> Description of the task
Beneath this task is a listing; retype all of it exactly.

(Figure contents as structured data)

┌──

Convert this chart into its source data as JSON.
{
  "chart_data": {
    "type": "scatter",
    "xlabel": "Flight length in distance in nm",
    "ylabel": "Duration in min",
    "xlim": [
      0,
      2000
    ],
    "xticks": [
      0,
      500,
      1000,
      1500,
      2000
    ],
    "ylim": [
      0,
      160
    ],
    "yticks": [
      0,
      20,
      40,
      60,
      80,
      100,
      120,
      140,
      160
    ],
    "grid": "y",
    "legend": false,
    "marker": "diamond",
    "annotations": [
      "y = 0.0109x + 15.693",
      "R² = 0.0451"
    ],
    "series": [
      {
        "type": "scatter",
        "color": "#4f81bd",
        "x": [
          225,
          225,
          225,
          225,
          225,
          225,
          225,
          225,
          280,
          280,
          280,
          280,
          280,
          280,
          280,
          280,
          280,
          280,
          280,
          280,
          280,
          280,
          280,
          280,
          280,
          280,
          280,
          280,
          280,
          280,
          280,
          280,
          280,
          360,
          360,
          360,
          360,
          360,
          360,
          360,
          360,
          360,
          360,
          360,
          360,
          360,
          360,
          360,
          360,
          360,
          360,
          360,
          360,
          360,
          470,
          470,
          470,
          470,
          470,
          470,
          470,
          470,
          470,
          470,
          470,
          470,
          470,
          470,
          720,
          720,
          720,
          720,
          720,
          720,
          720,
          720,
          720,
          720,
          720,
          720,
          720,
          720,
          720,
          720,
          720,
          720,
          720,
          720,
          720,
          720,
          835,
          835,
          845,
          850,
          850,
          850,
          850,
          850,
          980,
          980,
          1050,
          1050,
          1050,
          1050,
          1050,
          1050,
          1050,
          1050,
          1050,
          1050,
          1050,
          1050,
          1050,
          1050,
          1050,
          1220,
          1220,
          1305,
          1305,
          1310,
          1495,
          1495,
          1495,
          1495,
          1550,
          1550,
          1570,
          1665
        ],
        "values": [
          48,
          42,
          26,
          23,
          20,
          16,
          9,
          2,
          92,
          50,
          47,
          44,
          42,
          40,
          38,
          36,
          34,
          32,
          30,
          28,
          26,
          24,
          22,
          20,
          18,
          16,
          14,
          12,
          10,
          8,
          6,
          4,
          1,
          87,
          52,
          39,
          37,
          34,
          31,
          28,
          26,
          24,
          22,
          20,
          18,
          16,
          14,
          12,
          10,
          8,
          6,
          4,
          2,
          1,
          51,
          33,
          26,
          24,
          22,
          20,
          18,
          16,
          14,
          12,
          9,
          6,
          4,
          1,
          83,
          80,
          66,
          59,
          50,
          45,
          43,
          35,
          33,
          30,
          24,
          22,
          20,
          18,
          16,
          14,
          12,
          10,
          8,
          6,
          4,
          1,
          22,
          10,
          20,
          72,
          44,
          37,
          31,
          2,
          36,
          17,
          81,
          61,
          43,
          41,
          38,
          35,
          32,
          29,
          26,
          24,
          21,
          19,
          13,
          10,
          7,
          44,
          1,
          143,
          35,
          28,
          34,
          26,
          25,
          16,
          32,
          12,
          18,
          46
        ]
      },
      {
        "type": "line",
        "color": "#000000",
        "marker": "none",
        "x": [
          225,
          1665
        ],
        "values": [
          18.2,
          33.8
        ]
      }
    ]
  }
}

└──

> Correct answer
Convert this chart into its source data as JSON.
{
  "chart_data": {
    "type": "scatter",
    "xlabel": "Flight length in distance in nm",
    "ylabel": "Duration in min",
    "xlim": [
      0,
      2000
    ],
    "xticks": [
      0,
      500,
      1000,
      1500,
      2000
    ],
    "ylim": [
      0,
      160
    ],
    "yticks": [
      0,
      20,
      40,
      60,
      80,
      100,
      120,
      140,
      160
    ],
    "grid": "y",
    "legend": false,
    "marker": "diamond",
    "annotations": [
      "y = 0.0109x + 15.693",
      "R² = 0.0451"
    ],
    "series": [
      {
        "type": "scatter",
        "color": "#4f81bd",
        "x": [
          225,
          225,
          225,
          225,
          225,
          225,
          225,
          225,
          280,
          280,
          280,
          280,
          280,
          280,
          280,
          280,
          280,
          280,
          280,
          280,
          280,
          280,
          280,
          280,
          280,
          280,
          280,
          280,
          280,
          280,
          280,
          280,
          280,
          360,
          360,
          360,
          360,
          360,
          360,
          360,
          360,
          360,
          360,
          360,
          360,
          360,
          360,
          360,
          360,
          360,
          360,
          360,
          360,
          360,
          470,
          470,
          470,
          470,
          470,
          470,
          470,
          470,
          470,
          470,
          470,
          470,
          470,
          470,
          720,
          720,
          720,
          720,
          720,
          720,
          720,
          720,
          720,
          720,
          720,
          720,
          720,
          720,
          720,
          720,
          720,
          720,
          720,
          720,
          720,
          720,
          835,
          835,
          845,
          850,
          850,
          850,
          850,
          850,
          980,
          980,
          1050,
          1050,
          1050,
          1050,
          1050,
          1050,
          1050,
          1050,
          1050,
          1050,
          1050,
          1050,
          1050,
          1050,
          1050,
          1220,
          1220,
          1305,
          1305,
          1310,
          1495,
          1495,
          1495,
          1495,
          1550,
          1550,
          1570,
          1665
        ],
        "values": [
          48,
          42,
          26,
          23,
          20,
          16,
          9,
          2,
          92,
          50,
          47,
          44,
          42,
          40,
          38,
          36,
          34,
          32,
          30,
          28,
          26,
          24,
          22,
          20,
          18,
          16,
          14,
          12,
          10,
          8,
          6,
          4,
          1,
          87,
          52,
          39,
          37,
          34,
          31,
          28,
          26,
          24,
          22,
          20,
          18,
          16,
          14,
          12,
          10,
          8,
          6,
          4,
          2,
          1,
          51,
          33,
          26,
          24,
          22,
          20,
          18,
          16,
          14,
          12,
          9,
          6,
          4,
          1,
          83,
          80,
          66,
          59,
          50,
          45,
          43,
          35,
          33,
          30,
          24,
          22,
          20,
          18,
          16,
          14,
          12,
          10,
          8,
          6,
          4,
          1,
          22,
          10,
          20,
          72,
          44,
          37,
          31,
          2,
          36,
          17,
          81,
          61,
          43,
          41,
          38,
          35,
          32,
          29,
          26,
          24,
          21,
          19,
          13,
          10,
          7,
          44,
          1,
          143,
          35,
          28,
          34,
          26,
          25,
          16,
          32,
          12,
          18,
          46
        ]
      },
      {
        "type": "line",
        "color": "#000000",
        "marker": "none",
        "x": [
          225,
          1665
        ],
        "values": [
          18.2,
          33.8
        ]
      }
    ]
  }
}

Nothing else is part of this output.